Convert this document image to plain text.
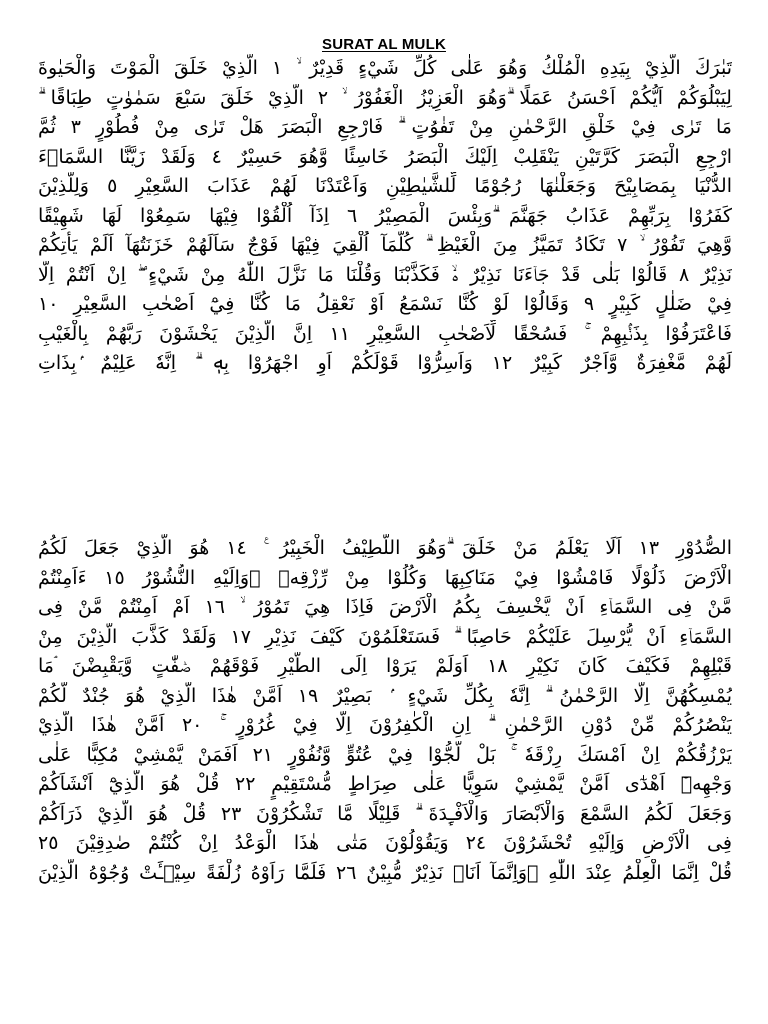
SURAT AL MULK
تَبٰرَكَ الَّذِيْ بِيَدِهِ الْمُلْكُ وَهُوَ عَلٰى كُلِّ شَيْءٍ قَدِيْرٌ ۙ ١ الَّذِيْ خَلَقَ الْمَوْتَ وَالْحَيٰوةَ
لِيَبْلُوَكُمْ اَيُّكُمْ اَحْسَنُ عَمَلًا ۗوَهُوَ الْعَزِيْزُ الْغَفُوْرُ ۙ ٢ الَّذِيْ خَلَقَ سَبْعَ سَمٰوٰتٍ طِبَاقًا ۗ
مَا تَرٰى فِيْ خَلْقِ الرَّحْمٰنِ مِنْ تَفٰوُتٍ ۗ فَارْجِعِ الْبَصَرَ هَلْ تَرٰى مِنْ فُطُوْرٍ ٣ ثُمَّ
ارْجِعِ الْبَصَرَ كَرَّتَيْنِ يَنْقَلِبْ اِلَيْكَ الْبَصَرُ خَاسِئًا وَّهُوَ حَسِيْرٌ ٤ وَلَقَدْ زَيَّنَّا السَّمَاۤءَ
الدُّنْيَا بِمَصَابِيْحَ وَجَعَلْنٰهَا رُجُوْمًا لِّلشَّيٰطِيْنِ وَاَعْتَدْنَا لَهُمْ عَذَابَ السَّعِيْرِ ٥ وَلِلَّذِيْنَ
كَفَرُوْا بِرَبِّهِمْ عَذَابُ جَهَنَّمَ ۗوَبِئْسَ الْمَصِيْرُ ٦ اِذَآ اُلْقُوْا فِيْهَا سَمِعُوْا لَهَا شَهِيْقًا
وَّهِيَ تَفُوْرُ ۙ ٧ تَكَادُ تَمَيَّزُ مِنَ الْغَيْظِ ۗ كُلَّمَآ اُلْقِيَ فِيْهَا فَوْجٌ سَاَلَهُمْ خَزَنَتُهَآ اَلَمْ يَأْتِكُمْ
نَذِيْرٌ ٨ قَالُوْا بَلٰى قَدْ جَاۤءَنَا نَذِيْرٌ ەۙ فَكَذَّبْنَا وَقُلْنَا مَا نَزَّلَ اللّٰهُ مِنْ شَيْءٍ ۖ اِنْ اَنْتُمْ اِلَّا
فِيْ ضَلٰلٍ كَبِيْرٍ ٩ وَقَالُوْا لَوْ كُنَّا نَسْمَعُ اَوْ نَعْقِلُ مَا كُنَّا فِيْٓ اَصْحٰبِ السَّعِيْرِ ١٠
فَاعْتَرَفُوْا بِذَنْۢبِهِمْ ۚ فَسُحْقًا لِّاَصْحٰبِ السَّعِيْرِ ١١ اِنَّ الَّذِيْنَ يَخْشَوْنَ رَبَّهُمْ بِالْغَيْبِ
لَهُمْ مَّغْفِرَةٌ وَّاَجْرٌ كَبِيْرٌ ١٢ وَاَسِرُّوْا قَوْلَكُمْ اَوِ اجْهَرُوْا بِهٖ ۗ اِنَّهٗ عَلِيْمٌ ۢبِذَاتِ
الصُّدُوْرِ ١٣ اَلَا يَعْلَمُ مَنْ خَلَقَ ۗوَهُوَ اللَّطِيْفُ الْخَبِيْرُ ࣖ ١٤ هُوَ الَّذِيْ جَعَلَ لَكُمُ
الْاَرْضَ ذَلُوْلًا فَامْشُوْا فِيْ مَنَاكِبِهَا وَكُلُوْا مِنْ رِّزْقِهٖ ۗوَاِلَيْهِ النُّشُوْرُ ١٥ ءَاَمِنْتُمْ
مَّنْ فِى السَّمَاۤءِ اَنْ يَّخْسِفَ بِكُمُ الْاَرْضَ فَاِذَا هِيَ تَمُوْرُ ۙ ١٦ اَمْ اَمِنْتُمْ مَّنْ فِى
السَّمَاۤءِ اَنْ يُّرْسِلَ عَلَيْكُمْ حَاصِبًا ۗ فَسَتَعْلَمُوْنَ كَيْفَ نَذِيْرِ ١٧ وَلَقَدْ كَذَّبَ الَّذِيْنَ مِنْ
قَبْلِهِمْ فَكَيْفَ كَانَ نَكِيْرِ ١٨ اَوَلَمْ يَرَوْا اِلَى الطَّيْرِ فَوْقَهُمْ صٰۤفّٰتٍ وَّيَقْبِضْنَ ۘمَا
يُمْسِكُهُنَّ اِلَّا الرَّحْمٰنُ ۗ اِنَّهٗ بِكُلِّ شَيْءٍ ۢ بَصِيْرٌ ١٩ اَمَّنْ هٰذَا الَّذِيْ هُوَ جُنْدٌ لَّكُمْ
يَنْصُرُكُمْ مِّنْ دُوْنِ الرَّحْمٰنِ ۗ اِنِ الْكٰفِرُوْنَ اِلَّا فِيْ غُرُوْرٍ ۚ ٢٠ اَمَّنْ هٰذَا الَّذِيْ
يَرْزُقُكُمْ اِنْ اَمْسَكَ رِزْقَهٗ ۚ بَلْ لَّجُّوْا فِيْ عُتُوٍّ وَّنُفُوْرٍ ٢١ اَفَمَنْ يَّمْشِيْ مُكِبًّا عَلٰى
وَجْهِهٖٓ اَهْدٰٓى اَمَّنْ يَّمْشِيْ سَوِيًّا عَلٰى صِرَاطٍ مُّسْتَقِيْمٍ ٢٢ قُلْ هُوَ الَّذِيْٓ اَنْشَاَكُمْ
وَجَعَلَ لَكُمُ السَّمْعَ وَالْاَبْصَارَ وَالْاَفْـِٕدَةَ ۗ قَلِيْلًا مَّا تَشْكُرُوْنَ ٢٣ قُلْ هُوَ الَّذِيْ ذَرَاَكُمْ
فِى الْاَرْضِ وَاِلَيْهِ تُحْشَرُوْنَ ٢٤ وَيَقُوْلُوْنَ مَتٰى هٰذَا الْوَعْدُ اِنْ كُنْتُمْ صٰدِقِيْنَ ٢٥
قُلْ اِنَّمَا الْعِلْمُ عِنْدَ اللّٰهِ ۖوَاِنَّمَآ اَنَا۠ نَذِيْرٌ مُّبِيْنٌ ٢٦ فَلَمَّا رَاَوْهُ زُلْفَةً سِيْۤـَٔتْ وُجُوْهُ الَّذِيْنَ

________________________

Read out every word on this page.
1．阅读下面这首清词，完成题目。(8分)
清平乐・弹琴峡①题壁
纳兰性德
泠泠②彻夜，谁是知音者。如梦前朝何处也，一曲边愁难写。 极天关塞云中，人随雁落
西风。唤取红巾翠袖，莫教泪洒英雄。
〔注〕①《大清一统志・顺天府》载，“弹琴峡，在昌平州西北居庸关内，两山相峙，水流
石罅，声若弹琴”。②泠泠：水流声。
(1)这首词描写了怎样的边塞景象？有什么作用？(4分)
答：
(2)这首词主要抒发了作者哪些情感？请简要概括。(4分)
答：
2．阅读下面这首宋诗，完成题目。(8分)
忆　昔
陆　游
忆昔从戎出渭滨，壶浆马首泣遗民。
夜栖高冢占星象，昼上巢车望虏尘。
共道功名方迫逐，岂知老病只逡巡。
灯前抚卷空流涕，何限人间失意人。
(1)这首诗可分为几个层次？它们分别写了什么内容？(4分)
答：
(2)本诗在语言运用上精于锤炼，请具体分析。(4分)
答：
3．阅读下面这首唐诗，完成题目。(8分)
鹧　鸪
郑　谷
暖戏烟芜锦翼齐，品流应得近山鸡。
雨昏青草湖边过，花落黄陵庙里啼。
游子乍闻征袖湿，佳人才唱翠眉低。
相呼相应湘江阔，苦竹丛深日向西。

________________________

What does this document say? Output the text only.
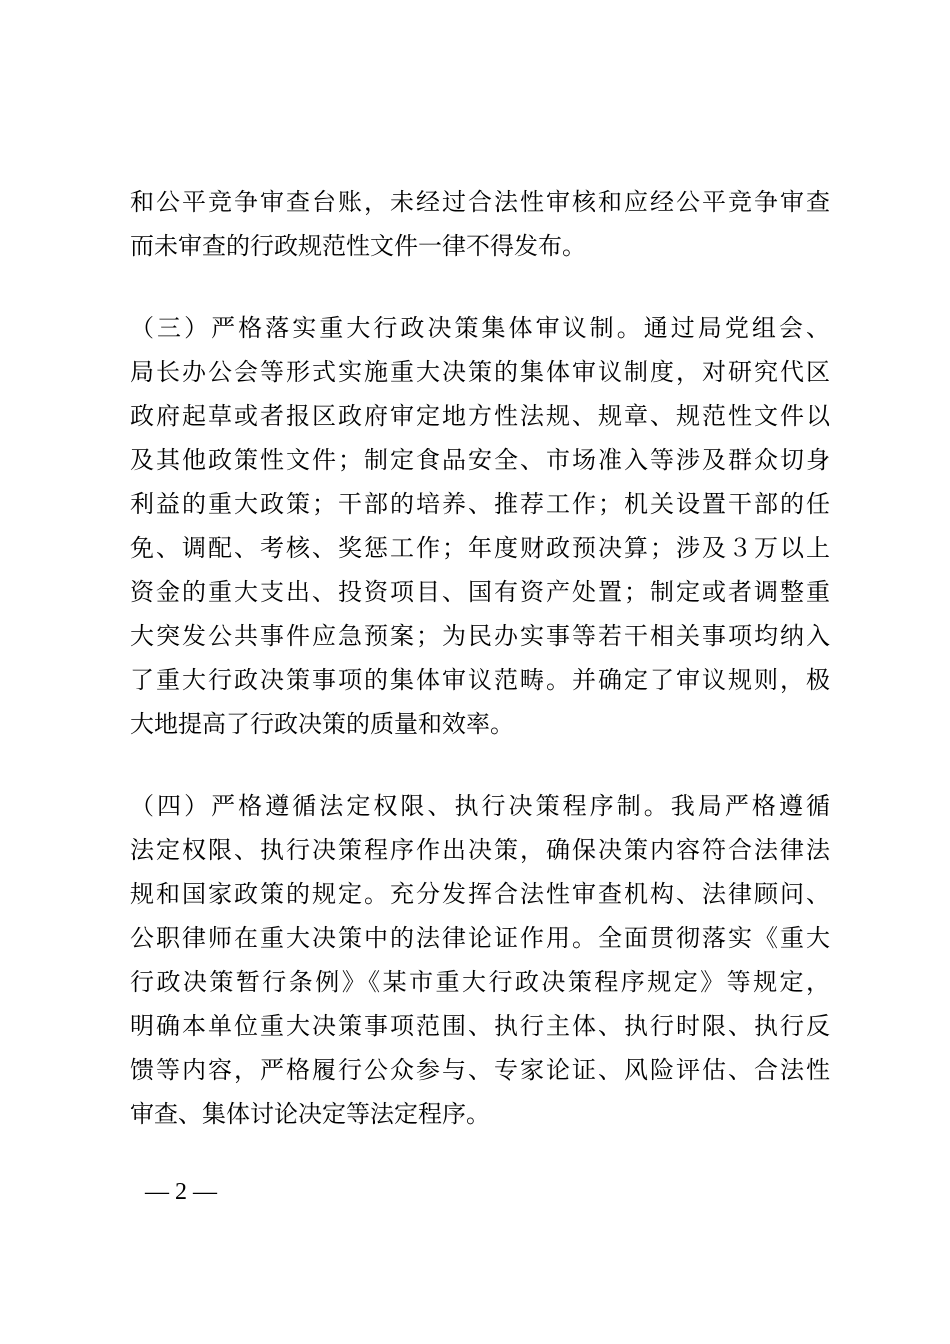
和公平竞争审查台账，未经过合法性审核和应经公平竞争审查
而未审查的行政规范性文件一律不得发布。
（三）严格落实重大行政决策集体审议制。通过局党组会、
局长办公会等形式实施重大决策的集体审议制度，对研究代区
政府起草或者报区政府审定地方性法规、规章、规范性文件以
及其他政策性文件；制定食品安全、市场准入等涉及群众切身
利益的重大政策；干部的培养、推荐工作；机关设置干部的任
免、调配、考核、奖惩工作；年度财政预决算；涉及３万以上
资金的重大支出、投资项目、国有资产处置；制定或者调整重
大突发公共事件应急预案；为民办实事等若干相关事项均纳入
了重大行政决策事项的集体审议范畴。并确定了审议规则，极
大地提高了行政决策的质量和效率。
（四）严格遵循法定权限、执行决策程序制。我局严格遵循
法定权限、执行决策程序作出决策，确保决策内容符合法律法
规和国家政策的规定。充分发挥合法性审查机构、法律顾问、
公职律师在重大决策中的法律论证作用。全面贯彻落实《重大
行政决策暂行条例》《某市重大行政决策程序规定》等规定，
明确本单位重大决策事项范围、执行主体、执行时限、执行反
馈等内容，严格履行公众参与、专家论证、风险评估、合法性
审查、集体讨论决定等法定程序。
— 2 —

________________________

[PROBLEM STATEMENT] Look for the word "完成题目" and return every line where it occurs.

[REPLY]
1．阅读下面这首清词，完成题目。(8分)
2．阅读下面这首宋诗，完成题目。(8分)
3．阅读下面这首唐诗，完成题目。(8分)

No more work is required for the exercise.